## DESCRIPTION OF THE TASK
Repeat everything in the material exactly.

▼

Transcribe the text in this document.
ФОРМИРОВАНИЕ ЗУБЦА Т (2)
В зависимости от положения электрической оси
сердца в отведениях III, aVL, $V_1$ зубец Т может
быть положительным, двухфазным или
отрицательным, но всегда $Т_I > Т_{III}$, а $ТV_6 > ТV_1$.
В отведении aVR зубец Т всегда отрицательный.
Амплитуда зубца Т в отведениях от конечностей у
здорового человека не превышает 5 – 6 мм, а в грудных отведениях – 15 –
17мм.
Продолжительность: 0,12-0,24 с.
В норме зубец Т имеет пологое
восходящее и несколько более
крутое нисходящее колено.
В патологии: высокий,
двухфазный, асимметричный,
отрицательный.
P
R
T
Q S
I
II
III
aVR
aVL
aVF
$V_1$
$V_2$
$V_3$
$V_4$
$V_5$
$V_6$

▲

## EXPECTED ANSWER
Transcribe the text in this document.
ФОРМИРОВАНИЕ ЗУБЦА Т (2)
В зависимости от положения электрической оси
сердца в отведениях III, aVL, $V_1$ зубец Т может
быть положительным, двухфазным или
отрицательным, но всегда $Т_I > Т_{III}$, а $ТV_6 > ТV_1$.
В отведении aVR зубец Т всегда отрицательный.
Амплитуда зубца Т в отведениях от конечностей у
здорового человека не превышает 5 – 6 мм, а в грудных отведениях – 15 –
17мм.
Продолжительность: 0,12-0,24 с.
В норме зубец Т имеет пологое
восходящее и несколько более
крутое нисходящее колено.
В патологии: высокий,
двухфазный, асимметричный,
отрицательный.
P
R
T
Q S
I
II
III
aVR
aVL
aVF
$V_1$
$V_2$
$V_3$
$V_4$
$V_5$
$V_6$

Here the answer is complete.